*What is being asked*
The entries below should be quoted exactly, with no pictures carried over.

[Records excerpted from a collection]
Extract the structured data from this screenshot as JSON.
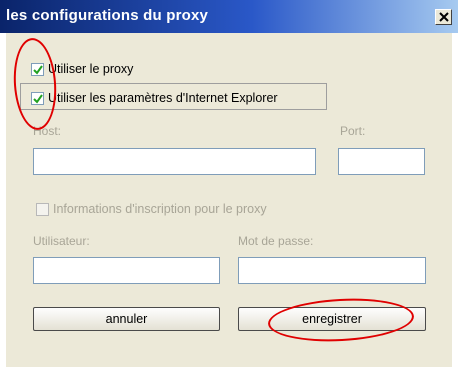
{
  "window": {
    "title": "les configurations du proxy"
  },
  "checkboxes": {
    "use_proxy": {
      "label": "Utiliser le proxy",
      "checked": true
    },
    "use_ie_settings": {
      "label": "Utiliser les paramètres d'Internet Explorer",
      "checked": true
    },
    "proxy_credentials": {
      "label": "Informations d'inscription pour le proxy",
      "checked": false
    }
  },
  "fields": {
    "host": {
      "label": "Host:",
      "value": ""
    },
    "port": {
      "label": "Port:",
      "value": ""
    },
    "user": {
      "label": "Utilisateur:",
      "value": ""
    },
    "password": {
      "label": "Mot de passe:",
      "value": ""
    }
  },
  "buttons": {
    "cancel": "annuler",
    "save": "enregistrer"
  },
  "colors": {
    "annotation": "#e00000",
    "title_bar": "#0a246a",
    "dialog_bg": "#ece9d8"
  }
}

*Answer to the task*
Extract the structured data from this screenshot as JSON.
{
  "window": {
    "title": "les configurations du proxy"
  },
  "checkboxes": {
    "use_proxy": {
      "label": "Utiliser le proxy",
      "checked": true
    },
    "use_ie_settings": {
      "label": "Utiliser les paramètres d'Internet Explorer",
      "checked": true
    },
    "proxy_credentials": {
      "label": "Informations d'inscription pour le proxy",
      "checked": false
    }
  },
  "fields": {
    "host": {
      "label": "Host:",
      "value": ""
    },
    "port": {
      "label": "Port:",
      "value": ""
    },
    "user": {
      "label": "Utilisateur:",
      "value": ""
    },
    "password": {
      "label": "Mot de passe:",
      "value": ""
    }
  },
  "buttons": {
    "cancel": "annuler",
    "save": "enregistrer"
  },
  "colors": {
    "annotation": "#e00000",
    "title_bar": "#0a246a",
    "dialog_bg": "#ece9d8"
  }
}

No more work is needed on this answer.